### Task description
Output the data exactly, with every line intact.
------
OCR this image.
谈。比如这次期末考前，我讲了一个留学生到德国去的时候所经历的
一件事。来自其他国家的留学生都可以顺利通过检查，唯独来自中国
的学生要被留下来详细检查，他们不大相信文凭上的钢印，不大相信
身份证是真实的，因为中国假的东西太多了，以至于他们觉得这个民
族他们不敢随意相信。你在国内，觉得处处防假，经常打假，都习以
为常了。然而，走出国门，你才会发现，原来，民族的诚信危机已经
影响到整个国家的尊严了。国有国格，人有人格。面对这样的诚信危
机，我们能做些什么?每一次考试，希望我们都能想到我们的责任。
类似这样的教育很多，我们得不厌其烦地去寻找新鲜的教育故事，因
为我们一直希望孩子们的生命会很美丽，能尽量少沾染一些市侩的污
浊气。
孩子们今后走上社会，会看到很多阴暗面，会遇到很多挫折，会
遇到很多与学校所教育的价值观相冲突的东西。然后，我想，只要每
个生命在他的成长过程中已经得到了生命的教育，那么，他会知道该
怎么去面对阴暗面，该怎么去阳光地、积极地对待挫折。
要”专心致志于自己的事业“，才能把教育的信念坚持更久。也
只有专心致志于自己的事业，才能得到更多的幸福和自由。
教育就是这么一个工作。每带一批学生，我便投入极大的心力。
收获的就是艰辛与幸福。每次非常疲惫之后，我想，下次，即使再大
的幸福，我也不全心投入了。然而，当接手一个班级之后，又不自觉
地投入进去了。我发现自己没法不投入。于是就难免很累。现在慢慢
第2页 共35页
------
### The response
OCR this image.
谈。比如这次期末考前，我讲了一个留学生到德国去的时候所经历的
一件事。来自其他国家的留学生都可以顺利通过检查，唯独来自中国
的学生要被留下来详细检查，他们不大相信文凭上的钢印，不大相信
身份证是真实的，因为中国假的东西太多了，以至于他们觉得这个民
族他们不敢随意相信。你在国内，觉得处处防假，经常打假，都习以
为常了。然而，走出国门，你才会发现，原来，民族的诚信危机已经
影响到整个国家的尊严了。国有国格，人有人格。面对这样的诚信危
机，我们能做些什么?每一次考试，希望我们都能想到我们的责任。
类似这样的教育很多，我们得不厌其烦地去寻找新鲜的教育故事，因
为我们一直希望孩子们的生命会很美丽，能尽量少沾染一些市侩的污
浊气。
孩子们今后走上社会，会看到很多阴暗面，会遇到很多挫折，会
遇到很多与学校所教育的价值观相冲突的东西。然后，我想，只要每
个生命在他的成长过程中已经得到了生命的教育，那么，他会知道该
怎么去面对阴暗面，该怎么去阳光地、积极地对待挫折。
要”专心致志于自己的事业“，才能把教育的信念坚持更久。也
只有专心致志于自己的事业，才能得到更多的幸福和自由。
教育就是这么一个工作。每带一批学生，我便投入极大的心力。
收获的就是艰辛与幸福。每次非常疲惫之后，我想，下次，即使再大
的幸福，我也不全心投入了。然而，当接手一个班级之后，又不自觉
地投入进去了。我发现自己没法不投入。于是就难免很累。现在慢慢
第2页 共35页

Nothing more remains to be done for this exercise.